*Task objective:* Reproduce the data in its entirety, exactly as supplied.

*Materials provided:*
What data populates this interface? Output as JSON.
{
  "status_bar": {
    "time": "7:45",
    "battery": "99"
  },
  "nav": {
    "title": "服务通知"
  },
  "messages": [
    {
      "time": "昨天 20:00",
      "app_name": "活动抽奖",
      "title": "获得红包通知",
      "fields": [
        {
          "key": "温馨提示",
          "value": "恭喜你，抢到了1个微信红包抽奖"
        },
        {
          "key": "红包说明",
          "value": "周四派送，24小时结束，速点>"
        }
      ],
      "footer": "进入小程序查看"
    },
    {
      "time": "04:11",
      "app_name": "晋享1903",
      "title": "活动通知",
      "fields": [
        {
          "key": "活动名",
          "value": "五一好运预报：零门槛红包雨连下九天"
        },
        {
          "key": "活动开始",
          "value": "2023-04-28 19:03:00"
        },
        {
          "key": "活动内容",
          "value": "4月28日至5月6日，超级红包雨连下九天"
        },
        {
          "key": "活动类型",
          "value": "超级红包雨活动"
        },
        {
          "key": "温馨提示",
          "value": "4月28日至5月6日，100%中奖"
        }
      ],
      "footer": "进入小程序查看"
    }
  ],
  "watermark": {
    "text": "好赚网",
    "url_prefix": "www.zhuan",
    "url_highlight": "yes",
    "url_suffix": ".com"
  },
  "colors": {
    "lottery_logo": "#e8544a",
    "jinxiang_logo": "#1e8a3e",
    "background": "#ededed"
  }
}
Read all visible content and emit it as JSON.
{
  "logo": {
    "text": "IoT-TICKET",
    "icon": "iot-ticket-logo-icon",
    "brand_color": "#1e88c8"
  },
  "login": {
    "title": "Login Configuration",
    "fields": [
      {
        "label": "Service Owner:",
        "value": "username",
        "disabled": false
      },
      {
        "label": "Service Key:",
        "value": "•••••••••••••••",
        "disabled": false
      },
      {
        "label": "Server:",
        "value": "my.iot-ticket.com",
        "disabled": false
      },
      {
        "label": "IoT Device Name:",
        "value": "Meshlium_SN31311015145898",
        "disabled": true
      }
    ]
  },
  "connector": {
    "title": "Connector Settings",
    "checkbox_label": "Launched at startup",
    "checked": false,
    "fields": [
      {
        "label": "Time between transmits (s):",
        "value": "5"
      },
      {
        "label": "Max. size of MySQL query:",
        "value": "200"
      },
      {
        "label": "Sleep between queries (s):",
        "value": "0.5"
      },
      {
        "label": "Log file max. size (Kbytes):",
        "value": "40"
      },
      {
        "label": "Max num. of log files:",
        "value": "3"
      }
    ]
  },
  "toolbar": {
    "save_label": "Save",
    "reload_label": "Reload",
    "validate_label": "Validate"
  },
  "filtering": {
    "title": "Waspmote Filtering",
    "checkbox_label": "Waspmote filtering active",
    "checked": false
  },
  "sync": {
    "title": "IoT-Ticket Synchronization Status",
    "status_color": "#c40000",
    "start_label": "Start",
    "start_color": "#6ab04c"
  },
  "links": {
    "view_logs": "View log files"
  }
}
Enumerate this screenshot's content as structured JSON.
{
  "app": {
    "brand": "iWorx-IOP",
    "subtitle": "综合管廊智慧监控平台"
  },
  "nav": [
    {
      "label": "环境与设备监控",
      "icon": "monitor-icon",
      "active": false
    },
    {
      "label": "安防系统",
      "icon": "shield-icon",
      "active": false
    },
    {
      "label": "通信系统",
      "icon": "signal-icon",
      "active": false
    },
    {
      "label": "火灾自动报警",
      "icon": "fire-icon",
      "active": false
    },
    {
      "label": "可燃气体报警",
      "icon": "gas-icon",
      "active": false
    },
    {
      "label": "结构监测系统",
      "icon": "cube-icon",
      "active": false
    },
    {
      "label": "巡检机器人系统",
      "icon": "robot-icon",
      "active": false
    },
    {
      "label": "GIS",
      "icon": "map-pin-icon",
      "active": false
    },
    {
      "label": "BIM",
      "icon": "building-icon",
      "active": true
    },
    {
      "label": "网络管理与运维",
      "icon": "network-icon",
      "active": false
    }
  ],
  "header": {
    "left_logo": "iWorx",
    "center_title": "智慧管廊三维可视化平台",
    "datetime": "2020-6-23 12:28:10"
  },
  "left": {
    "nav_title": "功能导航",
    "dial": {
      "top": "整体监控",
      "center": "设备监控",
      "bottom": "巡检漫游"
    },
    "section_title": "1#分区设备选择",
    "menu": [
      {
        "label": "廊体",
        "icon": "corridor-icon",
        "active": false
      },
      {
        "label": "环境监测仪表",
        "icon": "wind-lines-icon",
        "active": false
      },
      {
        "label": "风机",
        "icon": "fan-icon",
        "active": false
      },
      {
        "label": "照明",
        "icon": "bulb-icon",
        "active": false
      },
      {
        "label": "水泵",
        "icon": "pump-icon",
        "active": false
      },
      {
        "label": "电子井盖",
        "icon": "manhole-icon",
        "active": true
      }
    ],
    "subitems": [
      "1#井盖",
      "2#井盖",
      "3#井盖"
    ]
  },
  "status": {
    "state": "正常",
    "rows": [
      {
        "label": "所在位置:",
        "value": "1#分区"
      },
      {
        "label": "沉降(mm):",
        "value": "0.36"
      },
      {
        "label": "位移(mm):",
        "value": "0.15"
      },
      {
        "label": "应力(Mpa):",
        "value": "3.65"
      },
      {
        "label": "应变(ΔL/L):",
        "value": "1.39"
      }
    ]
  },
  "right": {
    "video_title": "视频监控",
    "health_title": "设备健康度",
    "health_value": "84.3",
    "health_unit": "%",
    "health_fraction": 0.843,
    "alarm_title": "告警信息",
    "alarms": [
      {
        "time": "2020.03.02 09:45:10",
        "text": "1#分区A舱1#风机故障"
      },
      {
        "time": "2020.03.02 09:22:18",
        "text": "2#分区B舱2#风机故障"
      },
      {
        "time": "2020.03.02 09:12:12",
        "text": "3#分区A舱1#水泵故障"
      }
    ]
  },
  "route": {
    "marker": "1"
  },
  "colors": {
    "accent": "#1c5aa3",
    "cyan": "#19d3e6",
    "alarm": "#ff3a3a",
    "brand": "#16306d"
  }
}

*Final result:*
What data populates this interface? Output as JSON.
{
  "status_bar": {
    "time": "7:45",
    "battery": "99"
  },
  "nav": {
    "title": "服务通知"
  },
  "messages": [
    {
      "time": "昨天 20:00",
      "app_name": "活动抽奖",
      "title": "获得红包通知",
      "fields": [
        {
          "key": "温馨提示",
          "value": "恭喜你，抢到了1个微信红包抽奖"
        },
        {
          "key": "红包说明",
          "value": "周四派送，24小时结束，速点>"
        }
      ],
      "footer": "进入小程序查看"
    },
    {
      "time": "04:11",
      "app_name": "晋享1903",
      "title": "活动通知",
      "fields": [
        {
          "key": "活动名",
          "value": "五一好运预报：零门槛红包雨连下九天"
        },
        {
          "key": "活动开始",
          "value": "2023-04-28 19:03:00"
        },
        {
          "key": "活动内容",
          "value": "4月28日至5月6日，超级红包雨连下九天"
        },
        {
          "key": "活动类型",
          "value": "超级红包雨活动"
        },
        {
          "key": "温馨提示",
          "value": "4月28日至5月6日，100%中奖"
        }
      ],
      "footer": "进入小程序查看"
    }
  ],
  "watermark": {
    "text": "好赚网",
    "url_prefix": "www.zhuan",
    "url_highlight": "yes",
    "url_suffix": ".com"
  },
  "colors": {
    "lottery_logo": "#e8544a",
    "jinxiang_logo": "#1e8a3e",
    "background": "#ededed"
  }
}
Read all visible content and emit it as JSON.
{
  "logo": {
    "text": "IoT-TICKET",
    "icon": "iot-ticket-logo-icon",
    "brand_color": "#1e88c8"
  },
  "login": {
    "title": "Login Configuration",
    "fields": [
      {
        "label": "Service Owner:",
        "value": "username",
        "disabled": false
      },
      {
        "label": "Service Key:",
        "value": "•••••••••••••••",
        "disabled": false
      },
      {
        "label": "Server:",
        "value": "my.iot-ticket.com",
        "disabled": false
      },
      {
        "label": "IoT Device Name:",
        "value": "Meshlium_SN31311015145898",
        "disabled": true
      }
    ]
  },
  "connector": {
    "title": "Connector Settings",
    "checkbox_label": "Launched at startup",
    "checked": false,
    "fields": [
      {
        "label": "Time between transmits (s):",
        "value": "5"
      },
      {
        "label": "Max. size of MySQL query:",
        "value": "200"
      },
      {
        "label": "Sleep between queries (s):",
        "value": "0.5"
      },
      {
        "label": "Log file max. size (Kbytes):",
        "value": "40"
      },
      {
        "label": "Max num. of log files:",
        "value": "3"
      }
    ]
  },
  "toolbar": {
    "save_label": "Save",
    "reload_label": "Reload",
    "validate_label": "Validate"
  },
  "filtering": {
    "title": "Waspmote Filtering",
    "checkbox_label": "Waspmote filtering active",
    "checked": false
  },
  "sync": {
    "title": "IoT-Ticket Synchronization Status",
    "status_color": "#c40000",
    "start_label": "Start",
    "start_color": "#6ab04c"
  },
  "links": {
    "view_logs": "View log files"
  }
}
Enumerate this screenshot's content as structured JSON.
{
  "app": {
    "brand": "iWorx-IOP",
    "subtitle": "综合管廊智慧监控平台"
  },
  "nav": [
    {
      "label": "环境与设备监控",
      "icon": "monitor-icon",
      "active": false
    },
    {
      "label": "安防系统",
      "icon": "shield-icon",
      "active": false
    },
    {
      "label": "通信系统",
      "icon": "signal-icon",
      "active": false
    },
    {
      "label": "火灾自动报警",
      "icon": "fire-icon",
      "active": false
    },
    {
      "label": "可燃气体报警",
      "icon": "gas-icon",
      "active": false
    },
    {
      "label": "结构监测系统",
      "icon": "cube-icon",
      "active": false
    },
    {
      "label": "巡检机器人系统",
      "icon": "robot-icon",
      "active": false
    },
    {
      "label": "GIS",
      "icon": "map-pin-icon",
      "active": false
    },
    {
      "label": "BIM",
      "icon": "building-icon",
      "active": true
    },
    {
      "label": "网络管理与运维",
      "icon": "network-icon",
      "active": false
    }
  ],
  "header": {
    "left_logo": "iWorx",
    "center_title": "智慧管廊三维可视化平台",
    "datetime": "2020-6-23 12:28:10"
  },
  "left": {
    "nav_title": "功能导航",
    "dial": {
      "top": "整体监控",
      "center": "设备监控",
      "bottom": "巡检漫游"
    },
    "section_title": "1#分区设备选择",
    "menu": [
      {
        "label": "廊体",
        "icon": "corridor-icon",
        "active": false
      },
      {
        "label": "环境监测仪表",
        "icon": "wind-lines-icon",
        "active": false
      },
      {
        "label": "风机",
        "icon": "fan-icon",
        "active": false
      },
      {
        "label": "照明",
        "icon": "bulb-icon",
        "active": false
      },
      {
        "label": "水泵",
        "icon": "pump-icon",
        "active": false
      },
      {
        "label": "电子井盖",
        "icon": "manhole-icon",
        "active": true
      }
    ],
    "subitems": [
      "1#井盖",
      "2#井盖",
      "3#井盖"
    ]
  },
  "status": {
    "state": "正常",
    "rows": [
      {
        "label": "所在位置:",
        "value": "1#分区"
      },
      {
        "label": "沉降(mm):",
        "value": "0.36"
      },
      {
        "label": "位移(mm):",
        "value": "0.15"
      },
      {
        "label": "应力(Mpa):",
        "value": "3.65"
      },
      {
        "label": "应变(ΔL/L):",
        "value": "1.39"
      }
    ]
  },
  "right": {
    "video_title": "视频监控",
    "health_title": "设备健康度",
    "health_value": "84.3",
    "health_unit": "%",
    "health_fraction": 0.843,
    "alarm_title": "告警信息",
    "alarms": [
      {
        "time": "2020.03.02 09:45:10",
        "text": "1#分区A舱1#风机故障"
      },
      {
        "time": "2020.03.02 09:22:18",
        "text": "2#分区B舱2#风机故障"
      },
      {
        "time": "2020.03.02 09:12:12",
        "text": "3#分区A舱1#水泵故障"
      }
    ]
  },
  "route": {
    "marker": "1"
  },
  "colors": {
    "accent": "#1c5aa3",
    "cyan": "#19d3e6",
    "alarm": "#ff3a3a",
    "brand": "#16306d"
  }
}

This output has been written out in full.